> THE TASK
Every record below should be printed exactly as it appears.
── DATASET RECORDS ──
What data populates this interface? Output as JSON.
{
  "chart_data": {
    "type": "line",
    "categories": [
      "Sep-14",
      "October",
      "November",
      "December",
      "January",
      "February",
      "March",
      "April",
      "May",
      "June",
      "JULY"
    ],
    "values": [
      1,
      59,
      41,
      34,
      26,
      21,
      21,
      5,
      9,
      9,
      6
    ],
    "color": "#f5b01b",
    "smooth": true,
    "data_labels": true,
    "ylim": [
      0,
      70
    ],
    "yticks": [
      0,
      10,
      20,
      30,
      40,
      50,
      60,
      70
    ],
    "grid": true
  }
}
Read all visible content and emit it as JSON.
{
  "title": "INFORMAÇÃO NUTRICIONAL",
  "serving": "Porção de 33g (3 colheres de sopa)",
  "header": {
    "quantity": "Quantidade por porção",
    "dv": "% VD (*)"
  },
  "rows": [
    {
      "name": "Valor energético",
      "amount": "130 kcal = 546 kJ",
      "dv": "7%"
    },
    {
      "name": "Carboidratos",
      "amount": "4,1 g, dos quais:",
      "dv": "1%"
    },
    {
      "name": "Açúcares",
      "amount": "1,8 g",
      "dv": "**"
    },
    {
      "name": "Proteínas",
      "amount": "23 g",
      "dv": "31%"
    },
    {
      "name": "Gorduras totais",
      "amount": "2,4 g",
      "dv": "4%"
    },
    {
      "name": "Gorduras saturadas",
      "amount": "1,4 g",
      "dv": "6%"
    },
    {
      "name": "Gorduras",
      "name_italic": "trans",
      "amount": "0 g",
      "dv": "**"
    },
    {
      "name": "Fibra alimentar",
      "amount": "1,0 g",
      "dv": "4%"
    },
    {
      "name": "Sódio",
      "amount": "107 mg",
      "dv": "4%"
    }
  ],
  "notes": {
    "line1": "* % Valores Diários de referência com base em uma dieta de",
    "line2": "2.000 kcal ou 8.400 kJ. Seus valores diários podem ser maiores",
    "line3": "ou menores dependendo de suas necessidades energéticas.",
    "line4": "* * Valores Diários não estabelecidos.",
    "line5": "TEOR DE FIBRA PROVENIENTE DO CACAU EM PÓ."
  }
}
───
> EXERCISE ANSWER
What data populates this interface? Output as JSON.
{
  "chart_data": {
    "type": "line",
    "categories": [
      "Sep-14",
      "October",
      "November",
      "December",
      "January",
      "February",
      "March",
      "April",
      "May",
      "June",
      "JULY"
    ],
    "values": [
      1,
      59,
      41,
      34,
      26,
      21,
      21,
      5,
      9,
      9,
      6
    ],
    "color": "#f5b01b",
    "smooth": true,
    "data_labels": true,
    "ylim": [
      0,
      70
    ],
    "yticks": [
      0,
      10,
      20,
      30,
      40,
      50,
      60,
      70
    ],
    "grid": true
  }
}
Read all visible content and emit it as JSON.
{
  "title": "INFORMAÇÃO NUTRICIONAL",
  "serving": "Porção de 33g (3 colheres de sopa)",
  "header": {
    "quantity": "Quantidade por porção",
    "dv": "% VD (*)"
  },
  "rows": [
    {
      "name": "Valor energético",
      "amount": "130 kcal = 546 kJ",
      "dv": "7%"
    },
    {
      "name": "Carboidratos",
      "amount": "4,1 g, dos quais:",
      "dv": "1%"
    },
    {
      "name": "Açúcares",
      "amount": "1,8 g",
      "dv": "**"
    },
    {
      "name": "Proteínas",
      "amount": "23 g",
      "dv": "31%"
    },
    {
      "name": "Gorduras totais",
      "amount": "2,4 g",
      "dv": "4%"
    },
    {
      "name": "Gorduras saturadas",
      "amount": "1,4 g",
      "dv": "6%"
    },
    {
      "name": "Gorduras",
      "name_italic": "trans",
      "amount": "0 g",
      "dv": "**"
    },
    {
      "name": "Fibra alimentar",
      "amount": "1,0 g",
      "dv": "4%"
    },
    {
      "name": "Sódio",
      "amount": "107 mg",
      "dv": "4%"
    }
  ],
  "notes": {
    "line1": "* % Valores Diários de referência com base em uma dieta de",
    "line2": "2.000 kcal ou 8.400 kJ. Seus valores diários podem ser maiores",
    "line3": "ou menores dependendo de suas necessidades energéticas.",
    "line4": "* * Valores Diários não estabelecidos.",
    "line5": "TEOR DE FIBRA PROVENIENTE DO CACAU EM PÓ."
  }
}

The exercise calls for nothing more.